## Exercise prompt:
Every line that holds the string "lower" is to be identified and copied.

## Provided data:
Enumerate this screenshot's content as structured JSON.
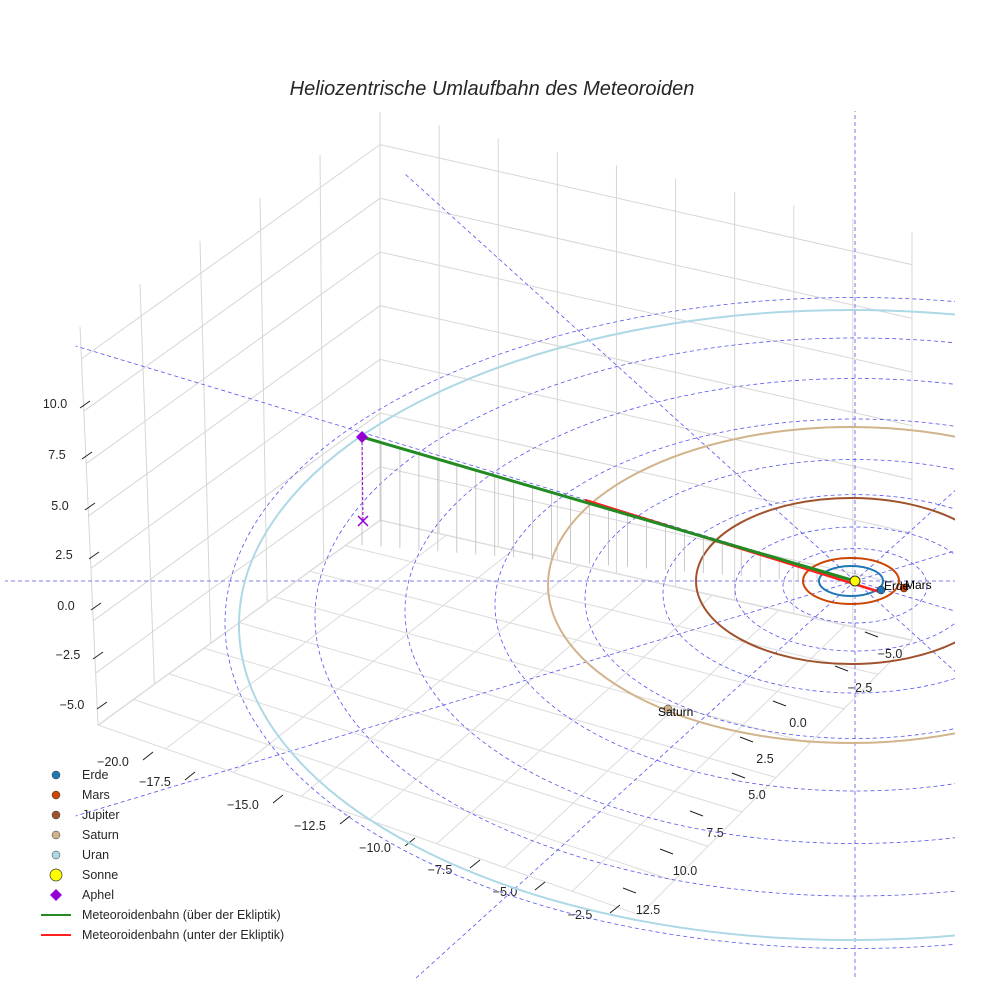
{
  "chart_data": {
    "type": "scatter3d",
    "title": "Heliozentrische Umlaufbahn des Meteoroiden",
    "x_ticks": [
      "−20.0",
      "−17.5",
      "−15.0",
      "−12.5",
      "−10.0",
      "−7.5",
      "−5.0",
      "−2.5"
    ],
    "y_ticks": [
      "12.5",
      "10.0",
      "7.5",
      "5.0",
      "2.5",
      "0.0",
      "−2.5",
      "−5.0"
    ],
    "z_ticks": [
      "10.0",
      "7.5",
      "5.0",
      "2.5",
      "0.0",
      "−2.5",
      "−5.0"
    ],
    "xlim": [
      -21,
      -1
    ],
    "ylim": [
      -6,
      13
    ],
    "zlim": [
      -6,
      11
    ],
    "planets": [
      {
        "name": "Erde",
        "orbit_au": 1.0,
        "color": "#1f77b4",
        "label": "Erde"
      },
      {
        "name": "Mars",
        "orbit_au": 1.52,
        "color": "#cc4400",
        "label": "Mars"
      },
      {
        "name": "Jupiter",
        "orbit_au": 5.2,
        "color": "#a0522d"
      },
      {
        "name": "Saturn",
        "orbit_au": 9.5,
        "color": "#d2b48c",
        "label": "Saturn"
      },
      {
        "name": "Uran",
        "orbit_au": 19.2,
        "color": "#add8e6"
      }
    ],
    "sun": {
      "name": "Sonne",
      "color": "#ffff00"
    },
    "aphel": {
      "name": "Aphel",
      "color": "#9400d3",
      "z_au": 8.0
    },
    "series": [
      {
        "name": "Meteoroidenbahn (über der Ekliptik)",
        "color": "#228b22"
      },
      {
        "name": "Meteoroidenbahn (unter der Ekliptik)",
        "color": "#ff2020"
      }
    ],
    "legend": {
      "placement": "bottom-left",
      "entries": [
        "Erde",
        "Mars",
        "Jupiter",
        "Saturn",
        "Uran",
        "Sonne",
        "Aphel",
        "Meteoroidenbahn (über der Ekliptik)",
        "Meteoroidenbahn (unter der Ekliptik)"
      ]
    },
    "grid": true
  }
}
...
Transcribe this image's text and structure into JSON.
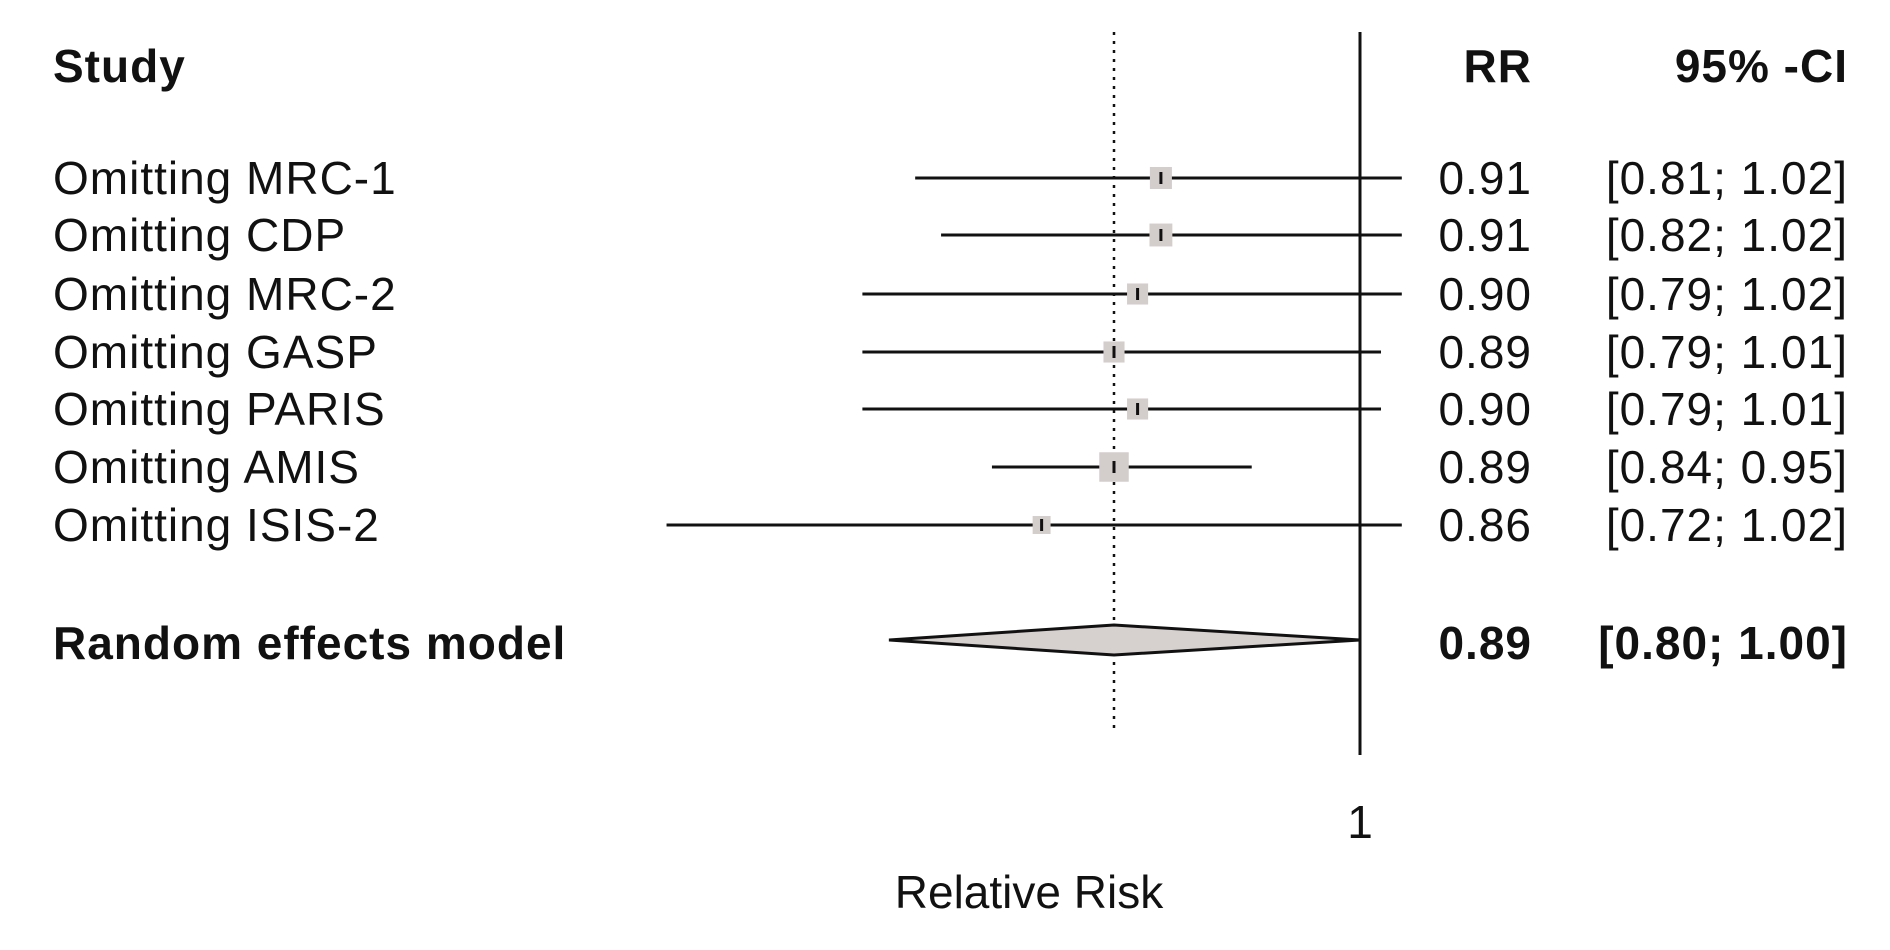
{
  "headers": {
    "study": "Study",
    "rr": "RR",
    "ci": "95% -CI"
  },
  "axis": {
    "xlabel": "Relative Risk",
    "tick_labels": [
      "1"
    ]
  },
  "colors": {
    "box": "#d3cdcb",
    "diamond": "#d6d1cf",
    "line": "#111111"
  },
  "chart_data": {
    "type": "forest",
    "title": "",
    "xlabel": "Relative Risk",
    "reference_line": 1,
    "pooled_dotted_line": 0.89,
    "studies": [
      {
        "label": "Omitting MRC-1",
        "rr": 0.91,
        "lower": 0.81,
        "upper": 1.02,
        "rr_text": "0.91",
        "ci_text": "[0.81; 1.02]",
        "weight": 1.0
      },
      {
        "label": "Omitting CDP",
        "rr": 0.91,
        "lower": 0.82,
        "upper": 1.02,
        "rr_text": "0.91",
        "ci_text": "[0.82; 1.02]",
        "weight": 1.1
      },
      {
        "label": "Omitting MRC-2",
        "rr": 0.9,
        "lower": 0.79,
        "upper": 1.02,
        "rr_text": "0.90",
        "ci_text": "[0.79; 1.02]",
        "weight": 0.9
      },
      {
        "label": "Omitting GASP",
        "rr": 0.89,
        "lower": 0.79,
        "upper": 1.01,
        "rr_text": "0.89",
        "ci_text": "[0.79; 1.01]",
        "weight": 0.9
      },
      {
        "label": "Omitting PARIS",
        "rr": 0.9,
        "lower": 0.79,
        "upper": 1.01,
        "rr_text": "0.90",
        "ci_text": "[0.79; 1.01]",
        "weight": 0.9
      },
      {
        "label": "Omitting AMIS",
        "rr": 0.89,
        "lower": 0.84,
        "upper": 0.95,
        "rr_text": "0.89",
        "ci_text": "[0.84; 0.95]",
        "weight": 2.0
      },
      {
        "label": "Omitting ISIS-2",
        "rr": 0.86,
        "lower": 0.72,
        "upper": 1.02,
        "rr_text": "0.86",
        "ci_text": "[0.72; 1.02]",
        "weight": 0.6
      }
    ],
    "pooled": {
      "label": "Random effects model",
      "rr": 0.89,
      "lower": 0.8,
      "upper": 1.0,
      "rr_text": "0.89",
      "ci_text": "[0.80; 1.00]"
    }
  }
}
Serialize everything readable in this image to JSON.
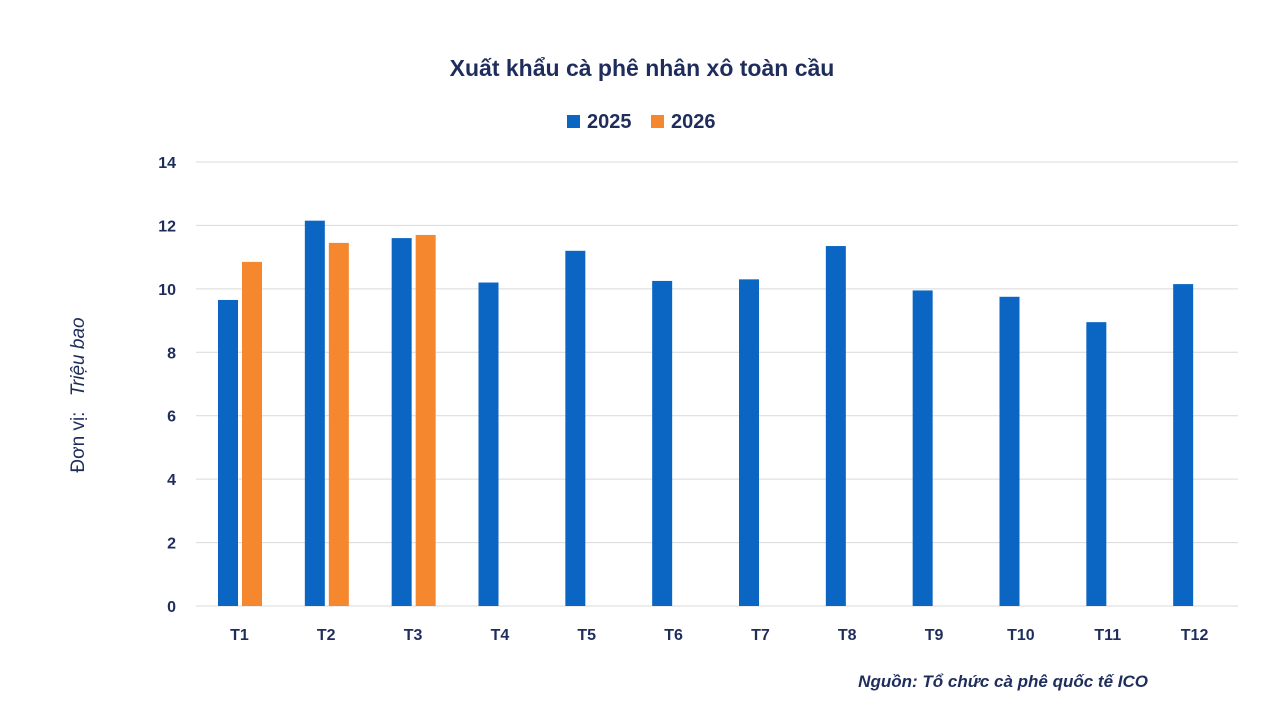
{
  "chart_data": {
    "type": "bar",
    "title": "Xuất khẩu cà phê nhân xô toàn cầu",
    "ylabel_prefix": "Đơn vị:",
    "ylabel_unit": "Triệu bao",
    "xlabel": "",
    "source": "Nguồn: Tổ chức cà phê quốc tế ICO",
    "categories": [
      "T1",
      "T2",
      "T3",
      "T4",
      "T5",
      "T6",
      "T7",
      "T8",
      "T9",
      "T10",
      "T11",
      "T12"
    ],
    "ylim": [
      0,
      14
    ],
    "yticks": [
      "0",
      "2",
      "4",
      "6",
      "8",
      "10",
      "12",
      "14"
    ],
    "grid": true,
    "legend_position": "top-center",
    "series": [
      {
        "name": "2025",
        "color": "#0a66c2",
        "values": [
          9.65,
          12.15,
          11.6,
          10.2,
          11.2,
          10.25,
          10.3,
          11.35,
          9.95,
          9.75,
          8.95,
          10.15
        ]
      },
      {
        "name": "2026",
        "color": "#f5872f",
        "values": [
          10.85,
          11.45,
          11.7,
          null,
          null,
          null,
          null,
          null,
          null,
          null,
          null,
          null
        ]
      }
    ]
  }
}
==
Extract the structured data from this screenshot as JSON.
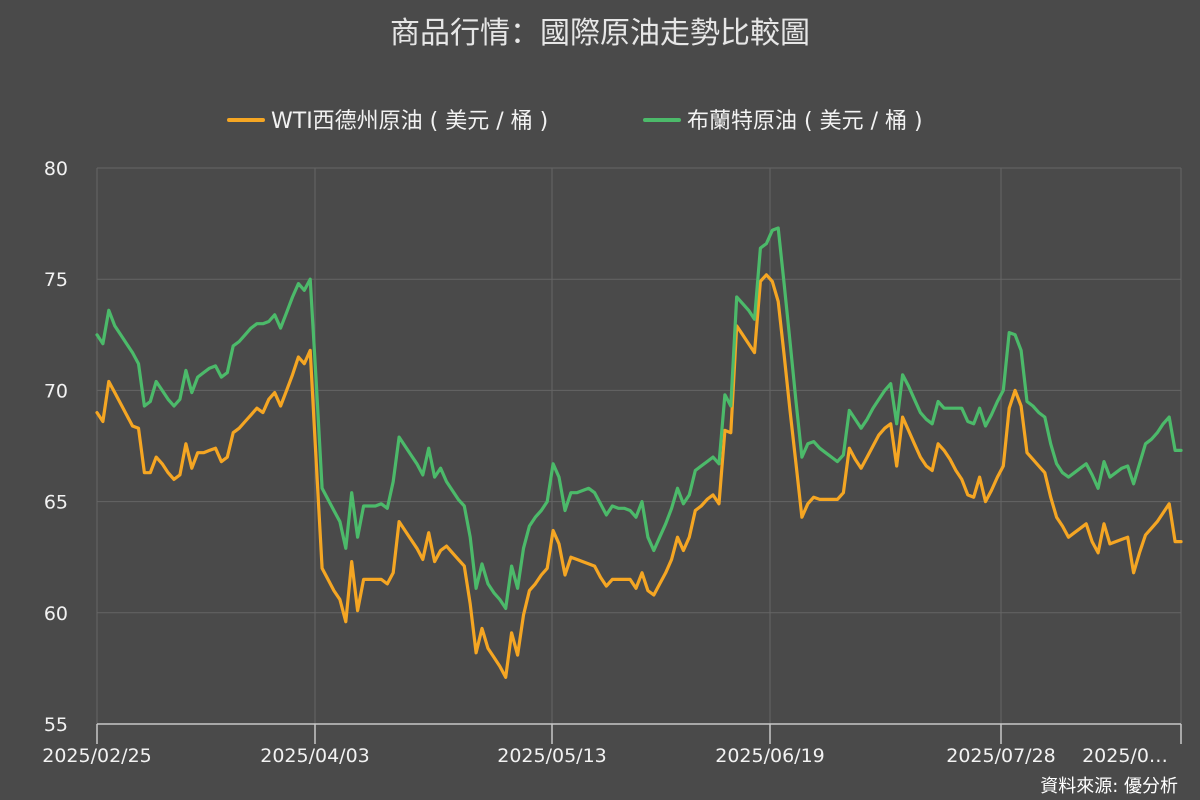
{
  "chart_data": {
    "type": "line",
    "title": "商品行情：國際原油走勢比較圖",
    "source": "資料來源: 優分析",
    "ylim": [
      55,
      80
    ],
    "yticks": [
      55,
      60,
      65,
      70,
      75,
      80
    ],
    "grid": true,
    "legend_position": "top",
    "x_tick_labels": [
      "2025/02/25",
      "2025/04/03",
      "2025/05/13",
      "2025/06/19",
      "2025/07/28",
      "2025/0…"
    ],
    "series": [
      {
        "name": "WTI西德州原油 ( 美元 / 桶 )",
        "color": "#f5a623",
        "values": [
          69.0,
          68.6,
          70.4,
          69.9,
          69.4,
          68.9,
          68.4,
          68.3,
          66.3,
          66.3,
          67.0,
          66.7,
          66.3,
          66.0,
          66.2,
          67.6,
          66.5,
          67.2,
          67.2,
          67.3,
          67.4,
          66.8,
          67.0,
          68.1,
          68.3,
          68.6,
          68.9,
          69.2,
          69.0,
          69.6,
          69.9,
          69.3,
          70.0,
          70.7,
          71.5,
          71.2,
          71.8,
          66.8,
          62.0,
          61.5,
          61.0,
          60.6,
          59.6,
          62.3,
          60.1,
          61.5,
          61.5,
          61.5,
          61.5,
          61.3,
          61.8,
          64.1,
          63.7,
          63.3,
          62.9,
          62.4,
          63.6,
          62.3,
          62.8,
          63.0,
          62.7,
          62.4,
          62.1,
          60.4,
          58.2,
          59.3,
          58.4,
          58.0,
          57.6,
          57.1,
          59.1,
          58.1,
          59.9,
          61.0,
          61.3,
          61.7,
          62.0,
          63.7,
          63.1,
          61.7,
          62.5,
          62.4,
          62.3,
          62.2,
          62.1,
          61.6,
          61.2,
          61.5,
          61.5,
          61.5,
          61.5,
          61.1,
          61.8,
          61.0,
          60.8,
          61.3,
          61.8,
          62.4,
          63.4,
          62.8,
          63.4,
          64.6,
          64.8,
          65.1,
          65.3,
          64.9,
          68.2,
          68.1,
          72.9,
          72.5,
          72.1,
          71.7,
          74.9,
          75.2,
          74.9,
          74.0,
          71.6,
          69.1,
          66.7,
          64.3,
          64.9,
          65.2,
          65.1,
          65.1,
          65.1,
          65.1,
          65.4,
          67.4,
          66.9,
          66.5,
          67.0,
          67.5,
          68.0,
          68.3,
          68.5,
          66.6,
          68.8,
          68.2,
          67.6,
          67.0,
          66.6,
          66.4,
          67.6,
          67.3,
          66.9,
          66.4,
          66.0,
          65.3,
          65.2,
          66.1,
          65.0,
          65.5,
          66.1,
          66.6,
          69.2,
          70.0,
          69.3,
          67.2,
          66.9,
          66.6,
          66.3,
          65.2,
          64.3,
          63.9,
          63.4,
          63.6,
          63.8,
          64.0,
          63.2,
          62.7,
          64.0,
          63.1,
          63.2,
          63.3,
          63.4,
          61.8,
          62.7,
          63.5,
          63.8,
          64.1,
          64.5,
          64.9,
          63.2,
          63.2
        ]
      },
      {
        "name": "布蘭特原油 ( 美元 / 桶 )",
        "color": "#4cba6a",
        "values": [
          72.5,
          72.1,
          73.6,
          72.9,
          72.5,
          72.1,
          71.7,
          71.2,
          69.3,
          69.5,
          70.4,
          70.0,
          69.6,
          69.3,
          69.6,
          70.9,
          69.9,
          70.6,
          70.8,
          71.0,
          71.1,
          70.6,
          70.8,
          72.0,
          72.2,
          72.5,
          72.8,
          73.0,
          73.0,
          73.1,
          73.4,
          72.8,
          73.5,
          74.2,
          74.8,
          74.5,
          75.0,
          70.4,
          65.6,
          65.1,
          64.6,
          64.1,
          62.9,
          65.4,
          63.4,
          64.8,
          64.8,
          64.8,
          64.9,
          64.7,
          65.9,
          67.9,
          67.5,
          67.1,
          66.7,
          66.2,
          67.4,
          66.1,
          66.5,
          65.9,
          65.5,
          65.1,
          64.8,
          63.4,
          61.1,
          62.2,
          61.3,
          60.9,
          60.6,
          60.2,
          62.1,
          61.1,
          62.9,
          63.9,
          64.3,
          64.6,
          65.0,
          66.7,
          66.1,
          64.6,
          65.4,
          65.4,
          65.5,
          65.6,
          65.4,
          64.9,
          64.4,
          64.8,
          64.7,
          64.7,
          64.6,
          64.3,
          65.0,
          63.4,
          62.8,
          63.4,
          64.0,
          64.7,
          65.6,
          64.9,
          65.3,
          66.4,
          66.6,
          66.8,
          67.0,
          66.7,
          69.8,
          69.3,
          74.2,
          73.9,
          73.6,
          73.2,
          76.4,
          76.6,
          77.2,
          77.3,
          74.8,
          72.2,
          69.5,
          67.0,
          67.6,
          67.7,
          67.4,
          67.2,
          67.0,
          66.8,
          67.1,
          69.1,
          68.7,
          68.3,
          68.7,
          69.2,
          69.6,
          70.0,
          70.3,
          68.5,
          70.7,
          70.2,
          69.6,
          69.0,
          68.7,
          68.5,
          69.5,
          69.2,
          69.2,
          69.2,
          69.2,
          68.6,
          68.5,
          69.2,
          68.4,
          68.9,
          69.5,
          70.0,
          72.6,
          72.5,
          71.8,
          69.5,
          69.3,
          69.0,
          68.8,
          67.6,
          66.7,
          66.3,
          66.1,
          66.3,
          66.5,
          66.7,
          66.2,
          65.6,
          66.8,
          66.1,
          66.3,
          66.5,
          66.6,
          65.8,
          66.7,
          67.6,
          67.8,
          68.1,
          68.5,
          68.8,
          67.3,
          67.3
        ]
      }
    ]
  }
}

## Reply to the task:
        "lower": 0.81,
        "lower": 0.82,
        "lower": 0.79,
        "lower": 0.79,
        "lower": 0.79,
        "lower": 0.84,
        "lower": 0.72,
      "lower": 0.8,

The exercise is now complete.